**EXERCISE DETAILS**:
Report how many lines contain the word "severně", with no other text.

**DATA FOR PROCESSING**:
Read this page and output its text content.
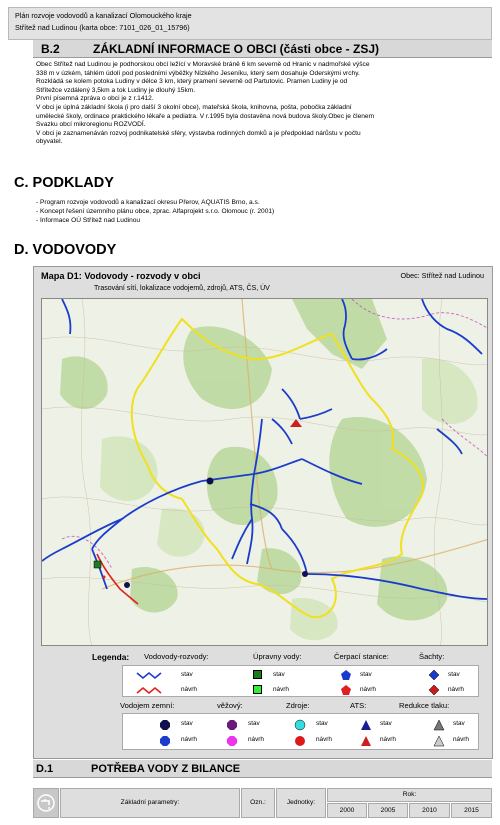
Plán rozvoje vodovodů a kanalizací Olomouckého kraje
Střítež nad Ludinou (karta obce: 7101_026_01_15796)
B.2	ZÁKLADNÍ INFORMACE O OBCI (části obce - ZSJ)
Obec Střítež nad Ludinou je podhorskou obcí ležící v Moravské bráně 6 km severně od Hranic v nadmořské výšce
338 m v úzkém, táhlém údolí pod posledními výběžky Nízkého Jeseníku, který sem dosahuje Oderskými vrchy.
Rozkládá se kolem potoka Ludiny v délce 3 km, který pramení severně od Partutovic. Pramen Ludiny je od
Střítežce vzdálený 3,5km a tok Ludiny je dlouhý 15km.
První písemná zpráva o obci je z r.1412.
V obci je úplná základní škola (i pro další 3 okolní obce), mateřská škola, knihovna, pošta, pobočka základní
umělecké školy, ordinace praktického lékaře a pediatra. V r.1995 byla dostavěna nová budova školy.Obec je členem
Svazku obcí mikroregionu ROZVODÍ.
V obci je zaznamenáván rozvoj podnikatelské sféry, výstavba rodinných domků a je předpoklad nárůstu v počtu
obyvatel.
C. PODKLADY
- Program rozvoje vodovodů a kanalizací okresu Přerov, AQUATIS Brno, a.s.
- Koncept řešení územního plánu obce, zprac. Alfaprojekt s.r.o. Olomouc (r. 2001)
- Informace OÚ Střítež nad Ludinou
D. VODOVODY
Mapa D1: Vodovody - rozvody v obci
Trasování sítí, lokalizace vodojemů, zdrojů, ATS, ČS, ÚV
Obec: Střítež nad Ludinou
Legenda: Vodovody-rozvody:	Úpravny vody:	Čerpací stanice:	Šachty:
stav
návrh
stav
návrh
stav
návrh
stav
návrh
Vodojem zemní:	věžový:	Zdroje:	ATS:	Redukce tlaku:
stav
návrh
stav
návrh
stav
návrh
stav
návrh
stav
návrh
D.1	POTŘEBA VODY Z BILANCE
Základní parametry:	Ozn.:	Jednotky:
Rok:
2000	2005	2010	2015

**REPLY TO THE EXERCISE**:
2